DOCUMENTO:
◆ ◆ ◆ ◆ ◆ ◆ ◆
C uando comenzó a escribir este primer volumen de sus memorias, en el mes de diciembre de 1923, Niceto Alcalá-Zamora era un político en paro. Tres meses antes, el general Miguel Primo de Rivera había encabezado un golpe de Estado militar y obtenido del rey Alfonso XIII la investidura como dictador. Desde entonces, la Constitución estaba suspendida, cerrado el Parlamento y prohibida la actuación de los partidos. El nuevo régimen se autojustificaba culpando a los políticos profesionales de haber conducido al país al desgobierno, con sus rencillas y ambiciones desmedidas, y de alentar las corruptas prácticas del caciquismo electoral, un mal endémico en pequeñas y medianas poblaciones que los militares prometían erradicar con métodos expeditivos.
◆ ◆ ◆ ◆ ◆ ◆ ◆
DATOS PROPORCIONADOS:
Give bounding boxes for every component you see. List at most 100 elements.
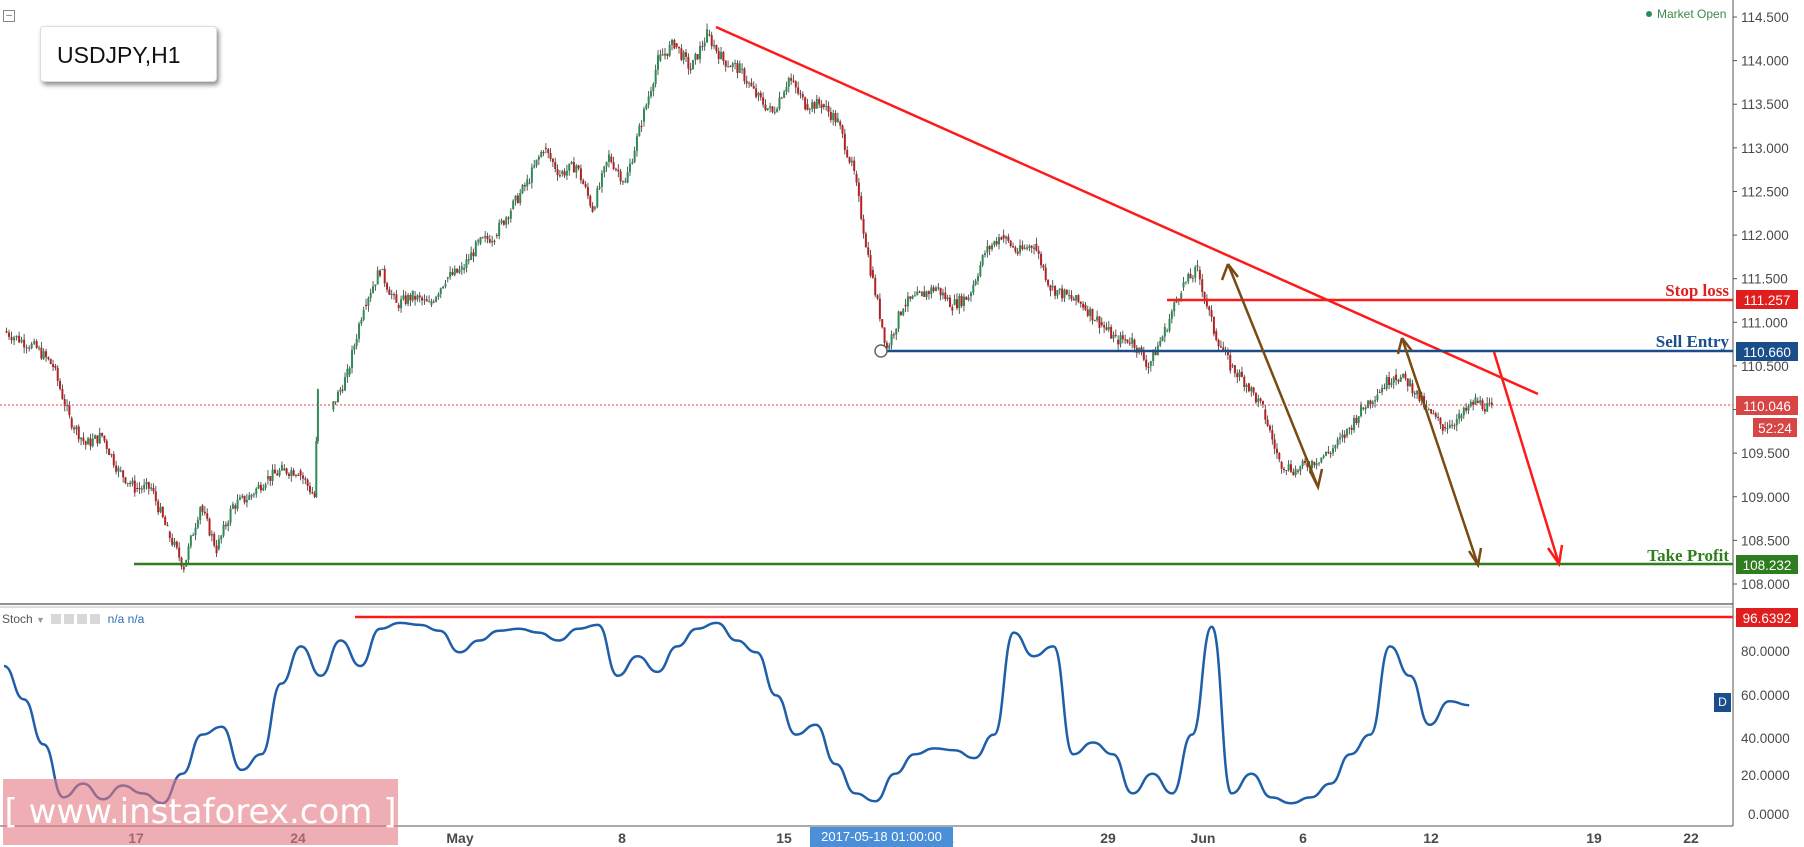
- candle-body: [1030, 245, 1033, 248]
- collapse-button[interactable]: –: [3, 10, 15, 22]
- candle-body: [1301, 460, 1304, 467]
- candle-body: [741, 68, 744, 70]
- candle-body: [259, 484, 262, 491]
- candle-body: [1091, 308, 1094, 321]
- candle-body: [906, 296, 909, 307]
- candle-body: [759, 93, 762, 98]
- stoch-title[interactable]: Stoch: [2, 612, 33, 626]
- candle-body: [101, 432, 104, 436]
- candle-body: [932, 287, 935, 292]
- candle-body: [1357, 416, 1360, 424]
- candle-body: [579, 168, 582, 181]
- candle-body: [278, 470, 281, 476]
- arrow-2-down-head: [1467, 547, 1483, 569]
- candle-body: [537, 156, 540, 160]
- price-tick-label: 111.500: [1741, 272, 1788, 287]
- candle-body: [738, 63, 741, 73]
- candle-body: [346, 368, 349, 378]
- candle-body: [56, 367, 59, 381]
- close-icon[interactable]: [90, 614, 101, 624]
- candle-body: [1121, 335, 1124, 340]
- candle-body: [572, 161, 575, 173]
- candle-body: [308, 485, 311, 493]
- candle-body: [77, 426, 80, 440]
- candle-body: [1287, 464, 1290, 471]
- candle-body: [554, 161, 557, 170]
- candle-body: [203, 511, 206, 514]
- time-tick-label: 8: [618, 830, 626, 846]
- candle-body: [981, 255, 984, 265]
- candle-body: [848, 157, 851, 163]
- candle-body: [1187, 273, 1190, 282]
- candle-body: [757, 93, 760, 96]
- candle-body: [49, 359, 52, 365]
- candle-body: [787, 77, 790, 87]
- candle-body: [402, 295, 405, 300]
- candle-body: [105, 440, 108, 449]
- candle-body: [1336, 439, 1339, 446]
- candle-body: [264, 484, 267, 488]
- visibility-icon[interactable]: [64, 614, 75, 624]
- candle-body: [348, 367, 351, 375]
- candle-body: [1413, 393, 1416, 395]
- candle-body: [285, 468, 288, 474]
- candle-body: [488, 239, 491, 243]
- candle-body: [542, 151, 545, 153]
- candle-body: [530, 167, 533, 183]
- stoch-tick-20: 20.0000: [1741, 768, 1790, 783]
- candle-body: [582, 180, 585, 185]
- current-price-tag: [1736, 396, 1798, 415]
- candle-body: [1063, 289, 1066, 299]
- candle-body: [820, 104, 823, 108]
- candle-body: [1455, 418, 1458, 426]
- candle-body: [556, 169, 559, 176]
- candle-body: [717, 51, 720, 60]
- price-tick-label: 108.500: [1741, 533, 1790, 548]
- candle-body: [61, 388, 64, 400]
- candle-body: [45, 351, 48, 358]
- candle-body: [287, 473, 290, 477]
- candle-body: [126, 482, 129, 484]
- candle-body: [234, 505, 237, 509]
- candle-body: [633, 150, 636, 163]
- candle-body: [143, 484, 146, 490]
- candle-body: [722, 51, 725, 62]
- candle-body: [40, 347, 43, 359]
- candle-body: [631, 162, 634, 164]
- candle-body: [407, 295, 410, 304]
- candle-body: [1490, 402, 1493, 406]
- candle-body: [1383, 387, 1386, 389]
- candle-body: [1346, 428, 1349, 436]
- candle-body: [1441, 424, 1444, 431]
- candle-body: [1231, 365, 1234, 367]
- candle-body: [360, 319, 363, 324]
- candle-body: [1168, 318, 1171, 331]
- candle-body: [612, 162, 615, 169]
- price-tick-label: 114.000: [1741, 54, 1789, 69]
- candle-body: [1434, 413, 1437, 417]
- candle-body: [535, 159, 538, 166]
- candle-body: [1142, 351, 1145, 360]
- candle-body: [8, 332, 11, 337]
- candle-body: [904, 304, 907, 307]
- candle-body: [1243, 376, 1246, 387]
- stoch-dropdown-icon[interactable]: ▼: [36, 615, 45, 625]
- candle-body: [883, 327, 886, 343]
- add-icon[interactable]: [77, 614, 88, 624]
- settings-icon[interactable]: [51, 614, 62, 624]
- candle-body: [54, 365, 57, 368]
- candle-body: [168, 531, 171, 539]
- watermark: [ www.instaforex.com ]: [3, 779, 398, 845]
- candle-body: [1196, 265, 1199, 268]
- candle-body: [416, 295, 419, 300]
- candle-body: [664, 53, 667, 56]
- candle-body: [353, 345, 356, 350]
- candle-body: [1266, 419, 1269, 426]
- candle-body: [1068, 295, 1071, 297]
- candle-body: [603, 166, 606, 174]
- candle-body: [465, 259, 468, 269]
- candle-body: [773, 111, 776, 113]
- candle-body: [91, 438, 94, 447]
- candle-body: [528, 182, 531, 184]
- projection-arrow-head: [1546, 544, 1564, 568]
◆ ◆ ◆ ◆ ◆ ◆ ◆
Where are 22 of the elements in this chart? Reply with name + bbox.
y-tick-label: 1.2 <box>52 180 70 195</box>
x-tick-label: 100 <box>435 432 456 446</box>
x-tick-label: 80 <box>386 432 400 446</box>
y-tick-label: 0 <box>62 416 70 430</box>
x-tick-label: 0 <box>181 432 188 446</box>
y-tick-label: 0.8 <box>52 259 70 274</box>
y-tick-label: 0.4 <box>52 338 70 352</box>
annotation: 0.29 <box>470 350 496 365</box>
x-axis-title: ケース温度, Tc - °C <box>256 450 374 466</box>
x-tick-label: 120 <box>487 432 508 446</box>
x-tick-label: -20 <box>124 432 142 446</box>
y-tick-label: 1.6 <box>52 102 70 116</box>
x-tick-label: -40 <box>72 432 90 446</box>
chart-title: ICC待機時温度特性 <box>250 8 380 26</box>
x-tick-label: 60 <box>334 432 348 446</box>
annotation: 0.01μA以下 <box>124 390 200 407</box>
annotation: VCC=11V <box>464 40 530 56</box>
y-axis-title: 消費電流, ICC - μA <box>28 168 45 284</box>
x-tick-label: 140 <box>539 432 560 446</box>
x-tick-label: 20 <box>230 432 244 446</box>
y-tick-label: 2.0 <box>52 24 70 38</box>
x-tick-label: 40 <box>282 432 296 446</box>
◆ ◆ ◆ ◆ ◆ ◆ ◆
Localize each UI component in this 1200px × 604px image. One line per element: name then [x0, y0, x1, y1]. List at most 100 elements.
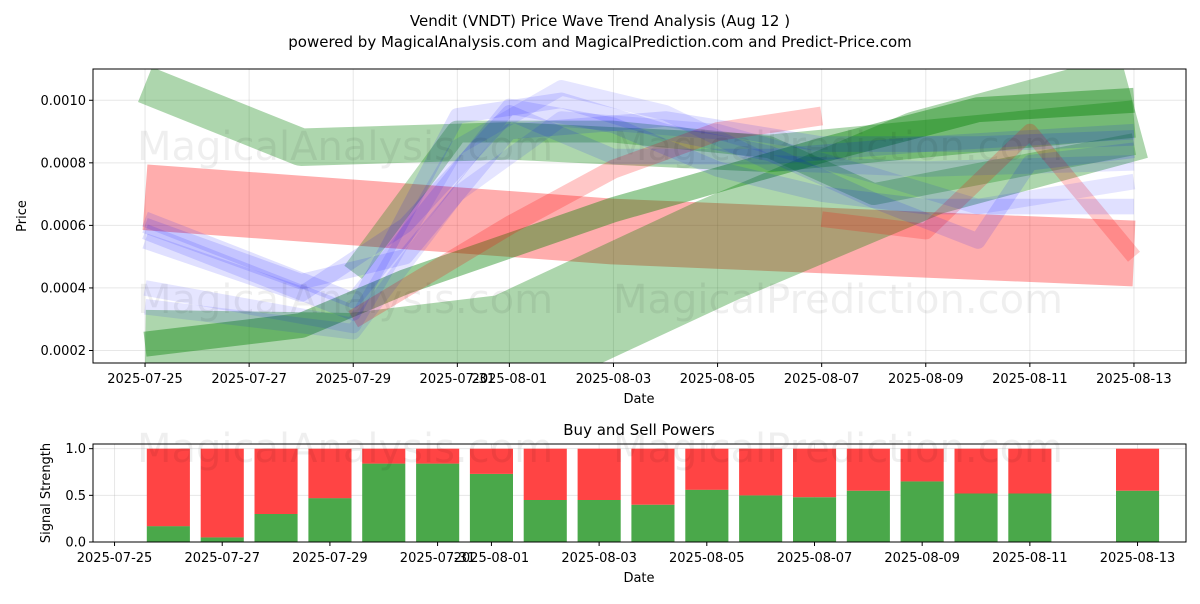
◆ ◆ ◆ ◆ ◆ ◆ ◆
INSTRUCCIÓN A:
Reproduzca literalmente el pasaje del texto sobre Alcalá-Zamora comprendido entre "C uando comenzó" y "con métodos expeditivos.", ambos incluidos.
INSTRUCCIÓN B:
Presente en forma de lista numerada, omitiendo las líneas en blanco, únicamente las líneas de los registros situadas entre la que contiene "Where are 22" y la que contiene "x-tick-label: -20 <box>124 432 142 446</box>", ambas incluidas.
El texto y los registros son independientes entre sí.

SOLUCIÓN A:
C uando comenzó a escribir este primer volumen de sus memorias, en el mes de diciembre de 1923, Niceto Alcalá-Zamora era un político en paro. Tres meses antes, el general Miguel Primo de Rivera había encabezado un golpe de Estado militar y obtenido del rey Alfonso XIII la investidura como dictador. Desde entonces, la Constitución estaba suspendida, cerrado el Parlamento y prohibida la actuación de los partidos. El nuevo régimen se autojustificaba culpando a los políticos profesionales de haber conducido al país al desgobierno, con sus rencillas y ambiciones desmedidas, y de alentar las corruptas prácticas del caciquismo electoral, un mal endémico en pequeñas y medianas poblaciones que los militares prometían erradicar con métodos expeditivos.

SOLUCIÓN B:
1. Where are 22 of the elements in this chart? Reply with name + bbox.
2. y-tick-label: 1.2 <box>52 180 70 195</box>
3. x-tick-label: 100 <box>435 432 456 446</box>
4. x-tick-label: 80 <box>386 432 400 446</box>
5. y-tick-label: 0 <box>62 416 70 430</box>
6. x-tick-label: 0 <box>181 432 188 446</box>
7. y-tick-label: 0.8 <box>52 259 70 274</box>
8. y-tick-label: 0.4 <box>52 338 70 352</box>
9. annotation: 0.29 <box>470 350 496 365</box>
10. x-axis-title: ケース温度, Tc - °C <box>256 450 374 466</box>
11. x-tick-label: 120 <box>487 432 508 446</box>
12. x-tick-label: -20 <box>124 432 142 446</box>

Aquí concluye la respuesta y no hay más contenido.